#### Exercise brief
Write out every entry, unchanged. Skip any picture.

>>>

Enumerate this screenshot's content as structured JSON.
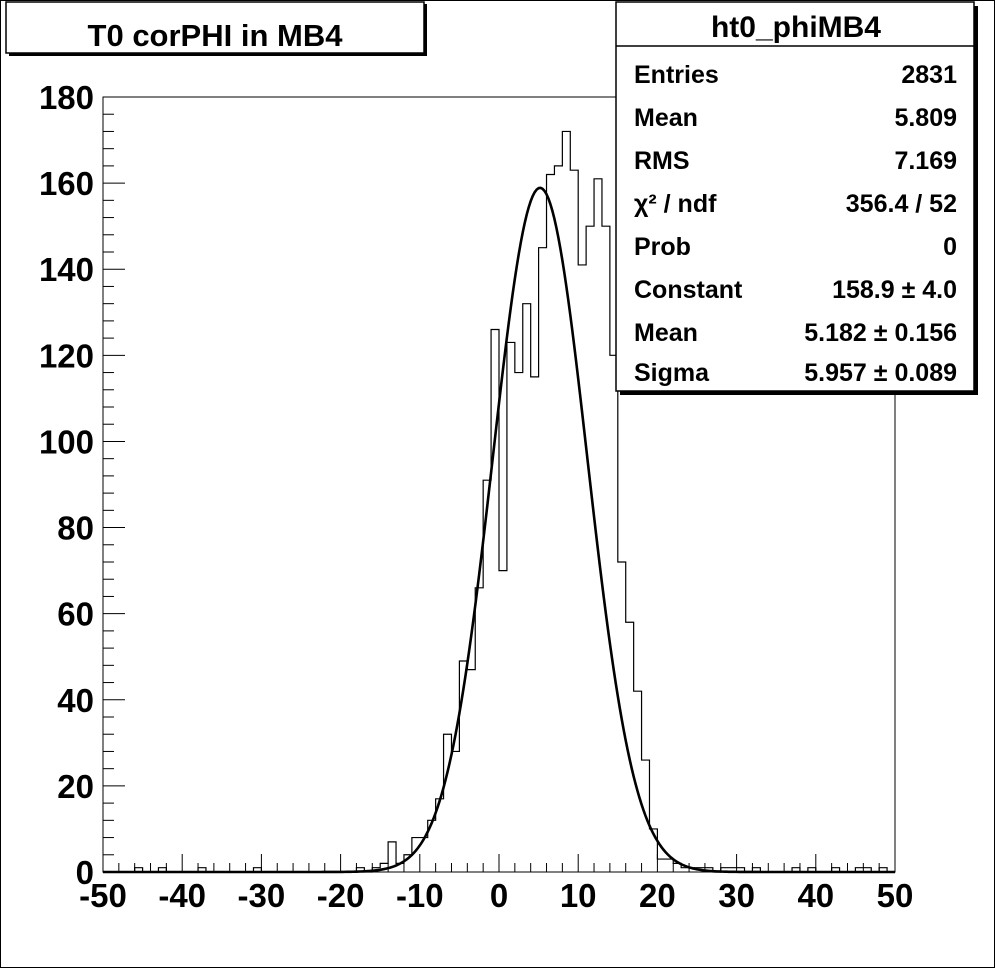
{
  "title": "T0 corPHI in MB4",
  "stats": {
    "name": "ht0_phiMB4",
    "rows": [
      {
        "label": "Entries",
        "value": "2831"
      },
      {
        "label": "Mean",
        "value": "5.809"
      },
      {
        "label": "RMS",
        "value": "7.169"
      },
      {
        "label": "χ² / ndf",
        "value": "356.4 / 52"
      },
      {
        "label": "Prob",
        "value": "0"
      },
      {
        "label": "Constant",
        "value": "158.9 ± 4.0"
      },
      {
        "label": "Mean",
        "value": "5.182 ± 0.156"
      },
      {
        "label": "Sigma",
        "value": "5.957 ± 0.089"
      }
    ]
  },
  "chart_data": {
    "type": "bar",
    "title": "T0 corPHI in MB4",
    "histogram_name": "ht0_phiMB4",
    "xlabel": "",
    "ylabel": "",
    "xlim": [
      -50,
      50
    ],
    "ylim": [
      0,
      180
    ],
    "bin_width": 1,
    "x_ticks": [
      -50,
      -40,
      -30,
      -20,
      -10,
      0,
      10,
      20,
      30,
      40,
      50
    ],
    "y_ticks": [
      0,
      20,
      40,
      60,
      80,
      100,
      120,
      140,
      160,
      180
    ],
    "bin_low_edges": [
      -50,
      -49,
      -48,
      -47,
      -46,
      -45,
      -44,
      -43,
      -42,
      -41,
      -40,
      -39,
      -38,
      -37,
      -36,
      -35,
      -34,
      -33,
      -32,
      -31,
      -30,
      -29,
      -28,
      -27,
      -26,
      -25,
      -24,
      -23,
      -22,
      -21,
      -20,
      -19,
      -18,
      -17,
      -16,
      -15,
      -14,
      -13,
      -12,
      -11,
      -10,
      -9,
      -8,
      -7,
      -6,
      -5,
      -4,
      -3,
      -2,
      -1,
      0,
      1,
      2,
      3,
      4,
      5,
      6,
      7,
      8,
      9,
      10,
      11,
      12,
      13,
      14,
      15,
      16,
      17,
      18,
      19,
      20,
      21,
      22,
      23,
      24,
      25,
      26,
      27,
      28,
      29,
      30,
      31,
      32,
      33,
      34,
      35,
      36,
      37,
      38,
      39,
      40,
      41,
      42,
      43,
      44,
      45,
      46,
      47,
      48,
      49
    ],
    "counts": [
      0,
      0,
      0,
      0,
      1,
      0,
      0,
      1,
      0,
      0,
      0,
      0,
      1,
      0,
      0,
      0,
      0,
      0,
      0,
      1,
      0,
      0,
      0,
      0,
      0,
      0,
      0,
      0,
      0,
      0,
      0,
      0,
      1,
      0,
      1,
      2,
      7,
      2,
      4,
      8,
      8,
      12,
      17,
      32,
      28,
      49,
      47,
      66,
      91,
      126,
      70,
      123,
      116,
      132,
      115,
      145,
      162,
      164,
      172,
      163,
      141,
      150,
      161,
      150,
      120,
      72,
      58,
      42,
      26,
      10,
      3,
      3,
      2,
      1,
      1,
      1,
      1,
      0,
      1,
      1,
      1,
      0,
      1,
      0,
      0,
      0,
      0,
      1,
      0,
      1,
      0,
      0,
      1,
      0,
      0,
      1,
      1,
      0,
      1,
      0
    ],
    "fit": {
      "type": "gaussian",
      "constant": 158.9,
      "mean": 5.182,
      "sigma": 5.957
    },
    "grid": false,
    "legend": "top-right"
  }
}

<<<

#### Solution
Enumerate this screenshot's content as structured JSON.
{
  "title": "T0 corPHI in MB4",
  "stats": {
    "name": "ht0_phiMB4",
    "rows": [
      {
        "label": "Entries",
        "value": "2831"
      },
      {
        "label": "Mean",
        "value": "5.809"
      },
      {
        "label": "RMS",
        "value": "7.169"
      },
      {
        "label": "χ² / ndf",
        "value": "356.4 / 52"
      },
      {
        "label": "Prob",
        "value": "0"
      },
      {
        "label": "Constant",
        "value": "158.9 ± 4.0"
      },
      {
        "label": "Mean",
        "value": "5.182 ± 0.156"
      },
      {
        "label": "Sigma",
        "value": "5.957 ± 0.089"
      }
    ]
  },
  "chart_data": {
    "type": "bar",
    "title": "T0 corPHI in MB4",
    "histogram_name": "ht0_phiMB4",
    "xlabel": "",
    "ylabel": "",
    "xlim": [
      -50,
      50
    ],
    "ylim": [
      0,
      180
    ],
    "bin_width": 1,
    "x_ticks": [
      -50,
      -40,
      -30,
      -20,
      -10,
      0,
      10,
      20,
      30,
      40,
      50
    ],
    "y_ticks": [
      0,
      20,
      40,
      60,
      80,
      100,
      120,
      140,
      160,
      180
    ],
    "bin_low_edges": [
      -50,
      -49,
      -48,
      -47,
      -46,
      -45,
      -44,
      -43,
      -42,
      -41,
      -40,
      -39,
      -38,
      -37,
      -36,
      -35,
      -34,
      -33,
      -32,
      -31,
      -30,
      -29,
      -28,
      -27,
      -26,
      -25,
      -24,
      -23,
      -22,
      -21,
      -20,
      -19,
      -18,
      -17,
      -16,
      -15,
      -14,
      -13,
      -12,
      -11,
      -10,
      -9,
      -8,
      -7,
      -6,
      -5,
      -4,
      -3,
      -2,
      -1,
      0,
      1,
      2,
      3,
      4,
      5,
      6,
      7,
      8,
      9,
      10,
      11,
      12,
      13,
      14,
      15,
      16,
      17,
      18,
      19,
      20,
      21,
      22,
      23,
      24,
      25,
      26,
      27,
      28,
      29,
      30,
      31,
      32,
      33,
      34,
      35,
      36,
      37,
      38,
      39,
      40,
      41,
      42,
      43,
      44,
      45,
      46,
      47,
      48,
      49
    ],
    "counts": [
      0,
      0,
      0,
      0,
      1,
      0,
      0,
      1,
      0,
      0,
      0,
      0,
      1,
      0,
      0,
      0,
      0,
      0,
      0,
      1,
      0,
      0,
      0,
      0,
      0,
      0,
      0,
      0,
      0,
      0,
      0,
      0,
      1,
      0,
      1,
      2,
      7,
      2,
      4,
      8,
      8,
      12,
      17,
      32,
      28,
      49,
      47,
      66,
      91,
      126,
      70,
      123,
      116,
      132,
      115,
      145,
      162,
      164,
      172,
      163,
      141,
      150,
      161,
      150,
      120,
      72,
      58,
      42,
      26,
      10,
      3,
      3,
      2,
      1,
      1,
      1,
      1,
      0,
      1,
      1,
      1,
      0,
      1,
      0,
      0,
      0,
      0,
      1,
      0,
      1,
      0,
      0,
      1,
      0,
      0,
      1,
      1,
      0,
      1,
      0
    ],
    "fit": {
      "type": "gaussian",
      "constant": 158.9,
      "mean": 5.182,
      "sigma": 5.957
    },
    "grid": false,
    "legend": "top-right"
  }
}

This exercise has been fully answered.